OBJECTIVE: Your task is to tally the lines of the listing containing the word "success" and report the figure alone.

RAW DATA:

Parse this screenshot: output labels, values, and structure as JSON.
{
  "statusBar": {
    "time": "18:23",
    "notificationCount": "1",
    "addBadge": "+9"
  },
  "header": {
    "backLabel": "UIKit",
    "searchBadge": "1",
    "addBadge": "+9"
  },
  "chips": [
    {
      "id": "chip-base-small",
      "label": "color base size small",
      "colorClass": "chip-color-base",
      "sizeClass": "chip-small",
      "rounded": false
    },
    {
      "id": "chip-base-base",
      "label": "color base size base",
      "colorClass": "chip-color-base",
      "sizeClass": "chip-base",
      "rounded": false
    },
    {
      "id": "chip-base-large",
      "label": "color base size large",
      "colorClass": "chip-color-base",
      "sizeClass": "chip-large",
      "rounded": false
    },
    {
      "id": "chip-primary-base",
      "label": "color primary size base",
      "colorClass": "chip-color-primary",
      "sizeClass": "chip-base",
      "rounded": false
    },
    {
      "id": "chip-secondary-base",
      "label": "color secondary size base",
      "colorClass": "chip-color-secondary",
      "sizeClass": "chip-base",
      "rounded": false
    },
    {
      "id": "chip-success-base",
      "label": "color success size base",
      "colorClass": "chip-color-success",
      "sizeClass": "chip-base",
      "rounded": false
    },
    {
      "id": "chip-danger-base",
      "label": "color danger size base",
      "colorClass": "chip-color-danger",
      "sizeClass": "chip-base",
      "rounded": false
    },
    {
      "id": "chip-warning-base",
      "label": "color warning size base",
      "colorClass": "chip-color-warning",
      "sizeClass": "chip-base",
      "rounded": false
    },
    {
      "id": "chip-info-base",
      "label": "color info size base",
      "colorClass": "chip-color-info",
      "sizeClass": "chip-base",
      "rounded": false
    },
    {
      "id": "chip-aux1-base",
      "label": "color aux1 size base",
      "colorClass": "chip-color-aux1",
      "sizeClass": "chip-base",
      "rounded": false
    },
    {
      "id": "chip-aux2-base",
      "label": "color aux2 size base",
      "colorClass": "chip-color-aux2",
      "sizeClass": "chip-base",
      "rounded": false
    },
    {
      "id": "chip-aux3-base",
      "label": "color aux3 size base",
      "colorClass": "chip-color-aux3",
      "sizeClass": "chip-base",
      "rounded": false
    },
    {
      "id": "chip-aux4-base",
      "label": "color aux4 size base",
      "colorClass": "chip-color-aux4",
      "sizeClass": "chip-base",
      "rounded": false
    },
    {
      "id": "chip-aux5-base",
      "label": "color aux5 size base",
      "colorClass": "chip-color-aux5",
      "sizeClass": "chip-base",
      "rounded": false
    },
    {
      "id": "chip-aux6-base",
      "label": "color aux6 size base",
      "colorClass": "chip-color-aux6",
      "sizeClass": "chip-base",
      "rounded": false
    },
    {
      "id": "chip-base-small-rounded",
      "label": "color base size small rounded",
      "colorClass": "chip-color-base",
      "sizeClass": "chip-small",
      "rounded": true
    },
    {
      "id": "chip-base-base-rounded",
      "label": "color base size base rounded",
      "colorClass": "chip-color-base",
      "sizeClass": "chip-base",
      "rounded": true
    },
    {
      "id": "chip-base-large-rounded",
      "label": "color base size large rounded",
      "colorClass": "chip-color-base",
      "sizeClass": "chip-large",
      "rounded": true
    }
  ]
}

REPLY TO THE EXERCISE: 3